=== Exercise input ===

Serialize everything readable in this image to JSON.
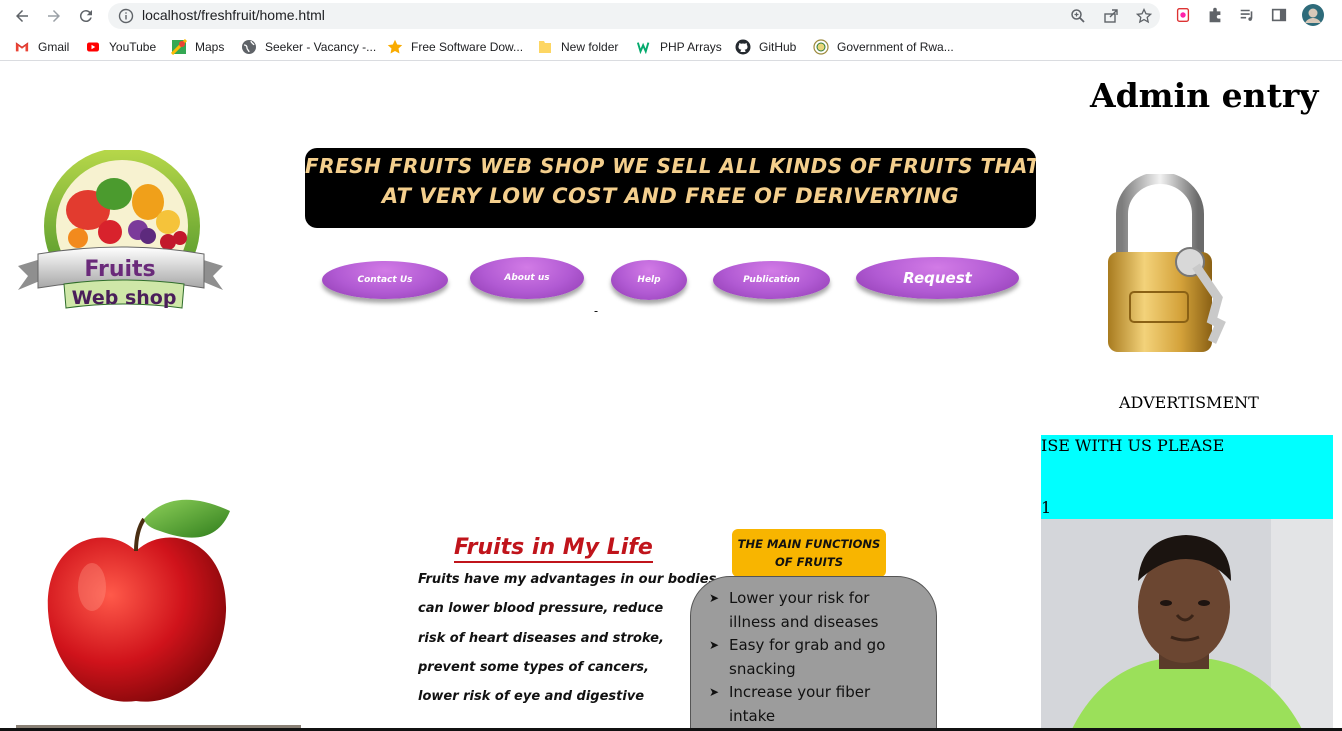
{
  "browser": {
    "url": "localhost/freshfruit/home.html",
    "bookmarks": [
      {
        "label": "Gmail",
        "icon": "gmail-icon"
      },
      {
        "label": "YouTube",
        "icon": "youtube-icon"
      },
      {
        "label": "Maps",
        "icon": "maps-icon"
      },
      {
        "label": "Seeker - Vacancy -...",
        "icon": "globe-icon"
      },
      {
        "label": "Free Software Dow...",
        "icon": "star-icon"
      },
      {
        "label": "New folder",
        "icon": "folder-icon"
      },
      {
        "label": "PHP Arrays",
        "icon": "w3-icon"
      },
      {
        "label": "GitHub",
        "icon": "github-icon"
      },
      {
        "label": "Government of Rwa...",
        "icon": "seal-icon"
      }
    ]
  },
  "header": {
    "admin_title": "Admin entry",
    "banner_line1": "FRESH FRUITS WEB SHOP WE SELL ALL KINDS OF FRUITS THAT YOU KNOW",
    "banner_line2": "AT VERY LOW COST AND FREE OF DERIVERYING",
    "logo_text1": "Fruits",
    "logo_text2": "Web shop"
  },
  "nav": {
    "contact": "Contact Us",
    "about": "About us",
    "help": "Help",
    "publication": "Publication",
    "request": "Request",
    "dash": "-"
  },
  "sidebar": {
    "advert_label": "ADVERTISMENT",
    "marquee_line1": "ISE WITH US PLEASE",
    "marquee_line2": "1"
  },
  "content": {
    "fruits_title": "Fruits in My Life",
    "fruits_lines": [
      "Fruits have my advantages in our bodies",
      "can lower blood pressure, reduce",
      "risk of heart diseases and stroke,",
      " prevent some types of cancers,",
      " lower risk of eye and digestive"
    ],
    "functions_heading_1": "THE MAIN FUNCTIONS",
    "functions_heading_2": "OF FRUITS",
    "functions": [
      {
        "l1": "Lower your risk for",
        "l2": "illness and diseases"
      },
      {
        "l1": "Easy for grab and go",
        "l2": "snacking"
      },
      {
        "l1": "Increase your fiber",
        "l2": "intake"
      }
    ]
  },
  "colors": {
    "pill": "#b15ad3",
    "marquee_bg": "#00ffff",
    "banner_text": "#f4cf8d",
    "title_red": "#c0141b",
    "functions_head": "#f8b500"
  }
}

===

Exercise requirements —
Write the listing out a second time exactly, dropping all images.

The reply —
Serialize everything readable in this image to JSON.
{
  "browser": {
    "url": "localhost/freshfruit/home.html",
    "bookmarks": [
      {
        "label": "Gmail",
        "icon": "gmail-icon"
      },
      {
        "label": "YouTube",
        "icon": "youtube-icon"
      },
      {
        "label": "Maps",
        "icon": "maps-icon"
      },
      {
        "label": "Seeker - Vacancy -...",
        "icon": "globe-icon"
      },
      {
        "label": "Free Software Dow...",
        "icon": "star-icon"
      },
      {
        "label": "New folder",
        "icon": "folder-icon"
      },
      {
        "label": "PHP Arrays",
        "icon": "w3-icon"
      },
      {
        "label": "GitHub",
        "icon": "github-icon"
      },
      {
        "label": "Government of Rwa...",
        "icon": "seal-icon"
      }
    ]
  },
  "header": {
    "admin_title": "Admin entry",
    "banner_line1": "FRESH FRUITS WEB SHOP WE SELL ALL KINDS OF FRUITS THAT YOU KNOW",
    "banner_line2": "AT VERY LOW COST AND FREE OF DERIVERYING",
    "logo_text1": "Fruits",
    "logo_text2": "Web shop"
  },
  "nav": {
    "contact": "Contact Us",
    "about": "About us",
    "help": "Help",
    "publication": "Publication",
    "request": "Request",
    "dash": "-"
  },
  "sidebar": {
    "advert_label": "ADVERTISMENT",
    "marquee_line1": "ISE WITH US PLEASE",
    "marquee_line2": "1"
  },
  "content": {
    "fruits_title": "Fruits in My Life",
    "fruits_lines": [
      "Fruits have my advantages in our bodies",
      "can lower blood pressure, reduce",
      "risk of heart diseases and stroke,",
      " prevent some types of cancers,",
      " lower risk of eye and digestive"
    ],
    "functions_heading_1": "THE MAIN FUNCTIONS",
    "functions_heading_2": "OF FRUITS",
    "functions": [
      {
        "l1": "Lower your risk for",
        "l2": "illness and diseases"
      },
      {
        "l1": "Easy for grab and go",
        "l2": "snacking"
      },
      {
        "l1": "Increase your fiber",
        "l2": "intake"
      }
    ]
  },
  "colors": {
    "pill": "#b15ad3",
    "marquee_bg": "#00ffff",
    "banner_text": "#f4cf8d",
    "title_red": "#c0141b",
    "functions_head": "#f8b500"
  }
}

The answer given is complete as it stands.